→ **EXTRACTED DATA**:
'''

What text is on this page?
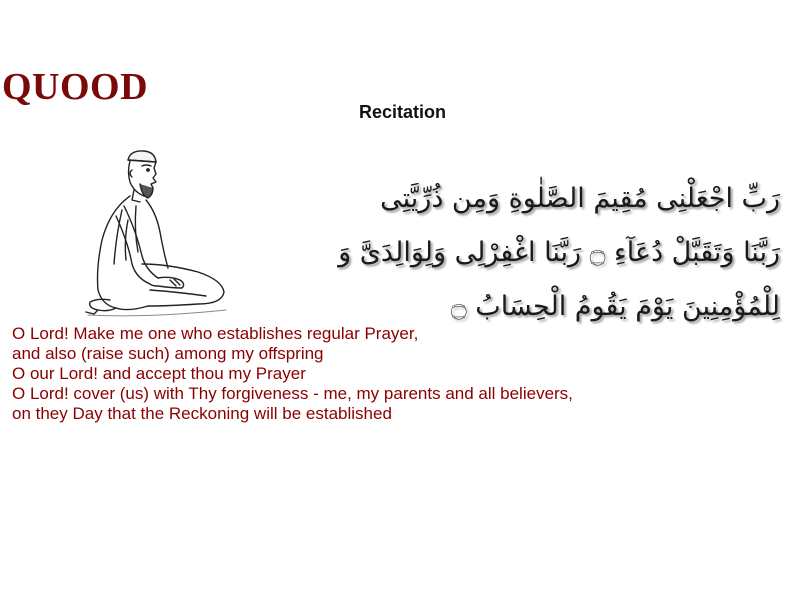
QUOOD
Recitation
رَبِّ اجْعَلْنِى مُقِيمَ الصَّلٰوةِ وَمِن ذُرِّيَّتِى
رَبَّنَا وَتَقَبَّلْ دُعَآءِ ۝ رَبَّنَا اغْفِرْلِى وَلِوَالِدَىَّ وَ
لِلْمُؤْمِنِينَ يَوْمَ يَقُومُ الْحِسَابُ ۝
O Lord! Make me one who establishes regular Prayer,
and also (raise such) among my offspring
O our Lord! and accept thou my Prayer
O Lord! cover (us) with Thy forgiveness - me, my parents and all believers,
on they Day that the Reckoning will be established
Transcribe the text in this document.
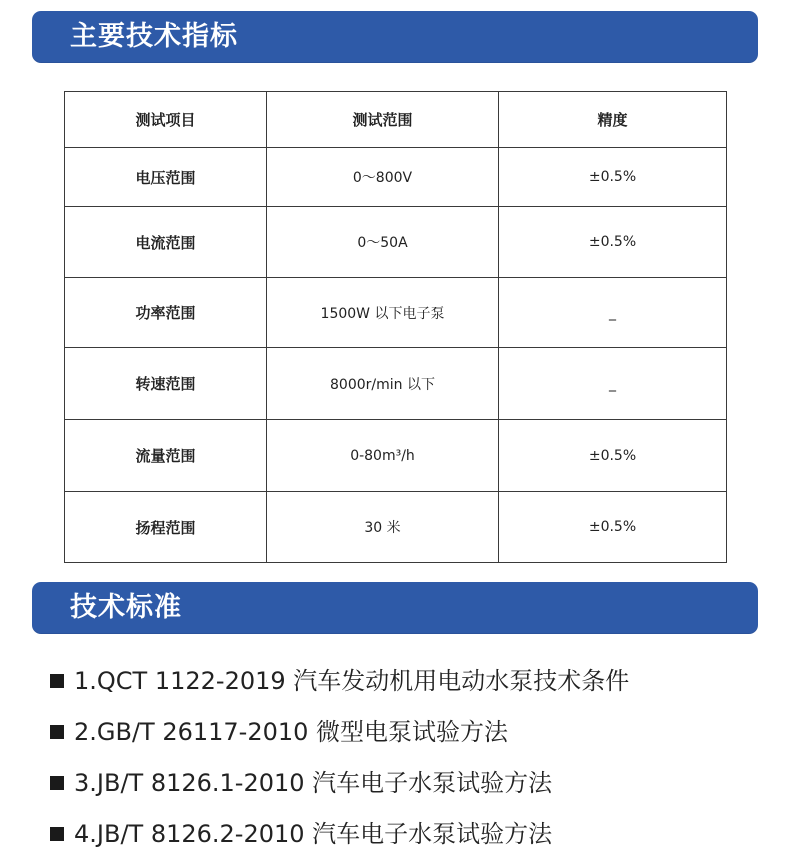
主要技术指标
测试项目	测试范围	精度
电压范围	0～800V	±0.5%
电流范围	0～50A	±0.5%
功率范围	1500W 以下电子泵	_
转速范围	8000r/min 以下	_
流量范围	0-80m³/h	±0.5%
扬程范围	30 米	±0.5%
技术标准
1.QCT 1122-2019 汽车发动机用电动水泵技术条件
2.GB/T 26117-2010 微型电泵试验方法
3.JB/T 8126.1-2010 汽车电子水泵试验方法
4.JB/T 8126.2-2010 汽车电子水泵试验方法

'''

→ **TASK INSTRUCTIONS**: In the records above, find the line with "Transcribe the text in this document." and copy from it through the last line exactly, without the pictures.

→ **EXPECTED ANSWER**:
Transcribe the text in this document.
主要技术指标
测试项目	测试范围	精度
电压范围	0～800V	±0.5%
电流范围	0～50A	±0.5%
功率范围	1500W 以下电子泵	_
转速范围	8000r/min 以下	_
流量范围	0-80m³/h	±0.5%
扬程范围	30 米	±0.5%
技术标准
1.QCT 1122-2019 汽车发动机用电动水泵技术条件
2.GB/T 26117-2010 微型电泵试验方法
3.JB/T 8126.1-2010 汽车电子水泵试验方法
4.JB/T 8126.2-2010 汽车电子水泵试验方法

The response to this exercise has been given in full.